▶ [WHAT IS ASKED]: Return every line of the data below that includes the string "máxima".

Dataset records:

....

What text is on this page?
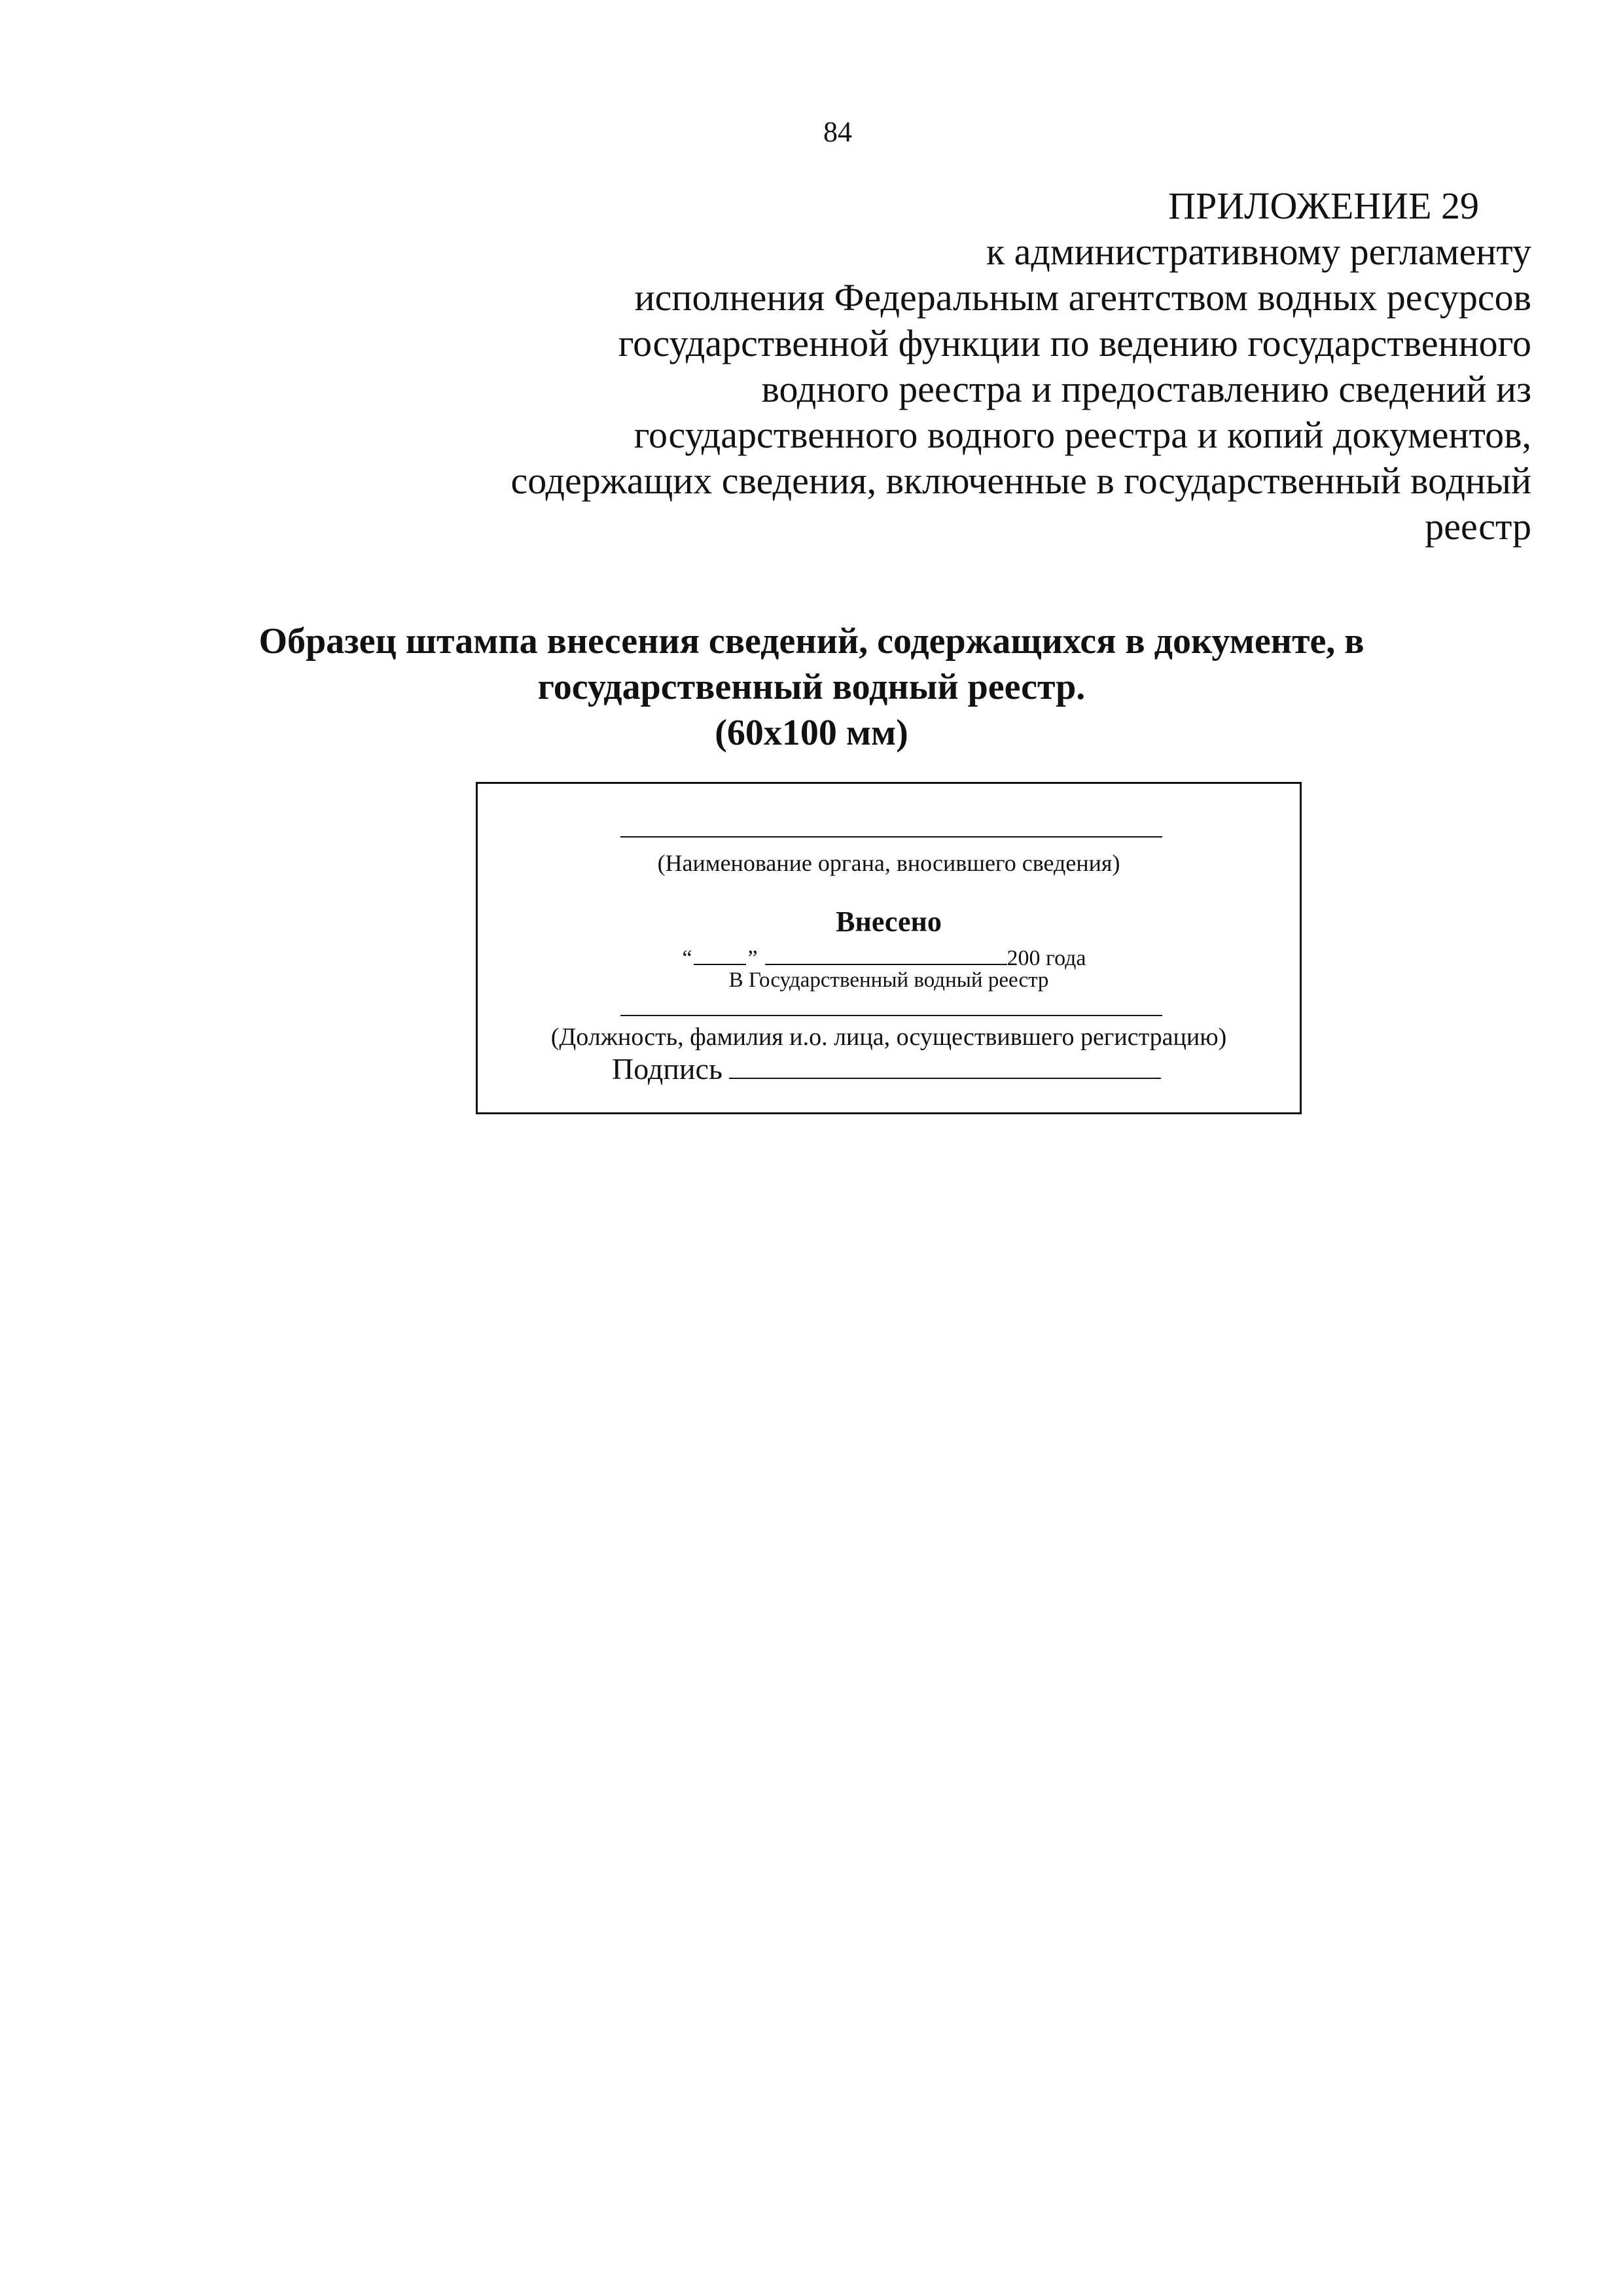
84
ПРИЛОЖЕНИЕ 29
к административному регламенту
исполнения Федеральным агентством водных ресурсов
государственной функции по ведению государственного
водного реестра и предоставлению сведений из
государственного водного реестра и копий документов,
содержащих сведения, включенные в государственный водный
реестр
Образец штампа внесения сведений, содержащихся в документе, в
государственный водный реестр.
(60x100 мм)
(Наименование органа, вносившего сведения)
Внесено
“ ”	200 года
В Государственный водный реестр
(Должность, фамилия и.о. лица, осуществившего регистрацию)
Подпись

....

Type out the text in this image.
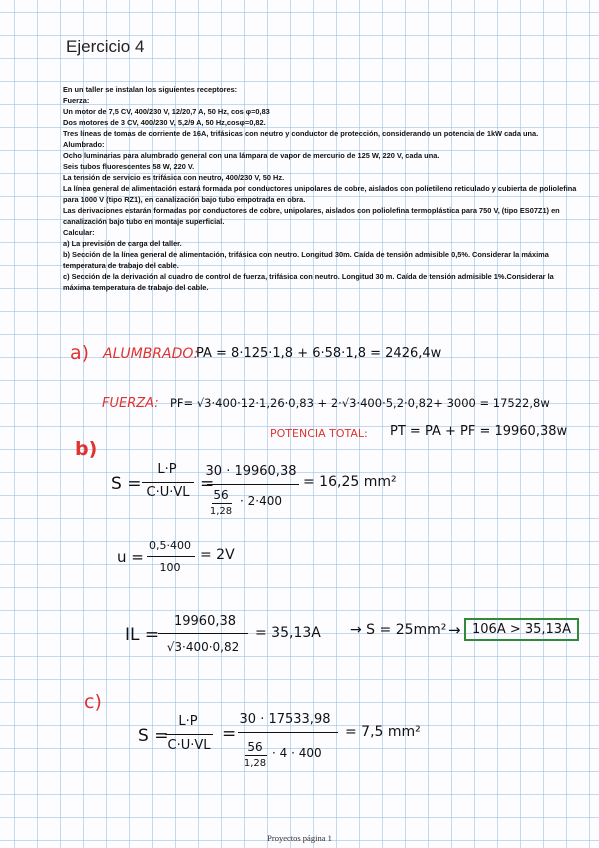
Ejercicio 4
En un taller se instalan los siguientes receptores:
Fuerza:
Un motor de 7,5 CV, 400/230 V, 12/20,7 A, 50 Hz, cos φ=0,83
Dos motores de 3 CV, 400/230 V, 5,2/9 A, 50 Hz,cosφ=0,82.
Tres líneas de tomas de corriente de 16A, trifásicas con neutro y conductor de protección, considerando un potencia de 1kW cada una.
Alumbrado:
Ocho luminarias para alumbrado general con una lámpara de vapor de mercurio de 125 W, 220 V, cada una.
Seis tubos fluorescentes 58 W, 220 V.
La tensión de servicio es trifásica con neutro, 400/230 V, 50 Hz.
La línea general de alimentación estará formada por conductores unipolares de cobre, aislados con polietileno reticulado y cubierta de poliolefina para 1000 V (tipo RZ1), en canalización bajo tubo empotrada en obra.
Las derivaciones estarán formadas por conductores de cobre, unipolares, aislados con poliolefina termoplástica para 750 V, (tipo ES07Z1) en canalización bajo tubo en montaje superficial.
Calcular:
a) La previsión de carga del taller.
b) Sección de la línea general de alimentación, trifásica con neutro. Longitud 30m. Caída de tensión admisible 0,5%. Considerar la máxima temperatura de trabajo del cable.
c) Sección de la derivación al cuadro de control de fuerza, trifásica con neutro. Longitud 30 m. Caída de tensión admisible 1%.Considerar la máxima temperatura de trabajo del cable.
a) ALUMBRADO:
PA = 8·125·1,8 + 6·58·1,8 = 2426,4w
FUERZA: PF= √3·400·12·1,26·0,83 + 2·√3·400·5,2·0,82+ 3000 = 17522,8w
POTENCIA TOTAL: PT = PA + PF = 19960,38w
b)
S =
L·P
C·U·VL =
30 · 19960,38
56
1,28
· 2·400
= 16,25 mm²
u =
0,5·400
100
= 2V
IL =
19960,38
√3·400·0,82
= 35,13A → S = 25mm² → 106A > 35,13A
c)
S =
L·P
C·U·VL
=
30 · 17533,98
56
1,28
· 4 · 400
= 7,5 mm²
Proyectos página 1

....

▶ [SOLVED PROBLEM]:
b) Sección de la línea general de alimentación, trifásica con neutro. Longitud 30m. Caída de tensión admisible 0,5%. Considerar la máxima temperatura de trabajo del cable.
c) Sección de la derivación al cuadro de control de fuerza, trifásica con neutro. Longitud 30 m. Caída de tensión admisible 1%.Considerar la máxima temperatura de trabajo del cable.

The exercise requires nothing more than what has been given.